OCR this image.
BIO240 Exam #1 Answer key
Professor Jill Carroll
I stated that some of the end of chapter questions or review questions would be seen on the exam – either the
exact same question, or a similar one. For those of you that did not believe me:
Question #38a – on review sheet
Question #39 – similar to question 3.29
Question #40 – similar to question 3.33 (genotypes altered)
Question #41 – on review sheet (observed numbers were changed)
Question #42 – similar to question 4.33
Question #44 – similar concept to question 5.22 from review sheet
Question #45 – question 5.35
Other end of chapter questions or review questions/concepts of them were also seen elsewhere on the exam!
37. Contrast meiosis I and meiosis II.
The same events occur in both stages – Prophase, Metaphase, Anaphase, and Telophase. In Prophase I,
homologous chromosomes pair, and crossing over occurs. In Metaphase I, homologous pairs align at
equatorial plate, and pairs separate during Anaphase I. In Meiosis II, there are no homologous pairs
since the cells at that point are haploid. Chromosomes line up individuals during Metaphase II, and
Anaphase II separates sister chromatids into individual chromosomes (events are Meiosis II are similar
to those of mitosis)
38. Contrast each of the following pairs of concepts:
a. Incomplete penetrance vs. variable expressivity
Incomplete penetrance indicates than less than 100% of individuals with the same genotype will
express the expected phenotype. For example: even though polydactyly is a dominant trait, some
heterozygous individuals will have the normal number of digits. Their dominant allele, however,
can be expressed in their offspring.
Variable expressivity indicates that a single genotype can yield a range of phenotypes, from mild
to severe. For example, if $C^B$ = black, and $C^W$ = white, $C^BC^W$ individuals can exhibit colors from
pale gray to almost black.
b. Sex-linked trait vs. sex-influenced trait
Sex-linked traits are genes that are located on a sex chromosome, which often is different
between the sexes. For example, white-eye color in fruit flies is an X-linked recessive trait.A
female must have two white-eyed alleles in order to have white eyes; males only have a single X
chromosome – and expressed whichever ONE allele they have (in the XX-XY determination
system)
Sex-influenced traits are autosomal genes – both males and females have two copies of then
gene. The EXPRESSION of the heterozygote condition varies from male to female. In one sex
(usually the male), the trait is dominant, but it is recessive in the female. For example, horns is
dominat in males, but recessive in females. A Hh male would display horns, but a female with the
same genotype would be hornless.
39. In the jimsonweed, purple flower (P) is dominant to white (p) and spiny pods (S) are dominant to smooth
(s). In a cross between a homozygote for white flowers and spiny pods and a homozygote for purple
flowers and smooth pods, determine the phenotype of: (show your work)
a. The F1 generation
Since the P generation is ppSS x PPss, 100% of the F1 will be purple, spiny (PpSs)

> _TRY IT_: Word for word, repeat every line of the data.

> _TASK RESULT_:
OCR this image.
BIO240 Exam #1 Answer key
Professor Jill Carroll
I stated that some of the end of chapter questions or review questions would be seen on the exam – either the
exact same question, or a similar one. For those of you that did not believe me:
Question #38a – on review sheet
Question #39 – similar to question 3.29
Question #40 – similar to question 3.33 (genotypes altered)
Question #41 – on review sheet (observed numbers were changed)
Question #42 – similar to question 4.33
Question #44 – similar concept to question 5.22 from review sheet
Question #45 – question 5.35
Other end of chapter questions or review questions/concepts of them were also seen elsewhere on the exam!
37. Contrast meiosis I and meiosis II.
The same events occur in both stages – Prophase, Metaphase, Anaphase, and Telophase. In Prophase I,
homologous chromosomes pair, and crossing over occurs. In Metaphase I, homologous pairs align at
equatorial plate, and pairs separate during Anaphase I. In Meiosis II, there are no homologous pairs
since the cells at that point are haploid. Chromosomes line up individuals during Metaphase II, and
Anaphase II separates sister chromatids into individual chromosomes (events are Meiosis II are similar
to those of mitosis)
38. Contrast each of the following pairs of concepts:
a. Incomplete penetrance vs. variable expressivity
Incomplete penetrance indicates than less than 100% of individuals with the same genotype will
express the expected phenotype. For example: even though polydactyly is a dominant trait, some
heterozygous individuals will have the normal number of digits. Their dominant allele, however,
can be expressed in their offspring.
Variable expressivity indicates that a single genotype can yield a range of phenotypes, from mild
to severe. For example, if $C^B$ = black, and $C^W$ = white, $C^BC^W$ individuals can exhibit colors from
pale gray to almost black.
b. Sex-linked trait vs. sex-influenced trait
Sex-linked traits are genes that are located on a sex chromosome, which often is different
between the sexes. For example, white-eye color in fruit flies is an X-linked recessive trait.A
female must have two white-eyed alleles in order to have white eyes; males only have a single X
chromosome – and expressed whichever ONE allele they have (in the XX-XY determination
system)
Sex-influenced traits are autosomal genes – both males and females have two copies of then
gene. The EXPRESSION of the heterozygote condition varies from male to female. In one sex
(usually the male), the trait is dominant, but it is recessive in the female. For example, horns is
dominat in males, but recessive in females. A Hh male would display horns, but a female with the
same genotype would be hornless.
39. In the jimsonweed, purple flower (P) is dominant to white (p) and spiny pods (S) are dominant to smooth
(s). In a cross between a homozygote for white flowers and spiny pods and a homozygote for purple
flowers and smooth pods, determine the phenotype of: (show your work)
a. The F1 generation
Since the P generation is ppSS x PPss, 100% of the F1 will be purple, spiny (PpSs)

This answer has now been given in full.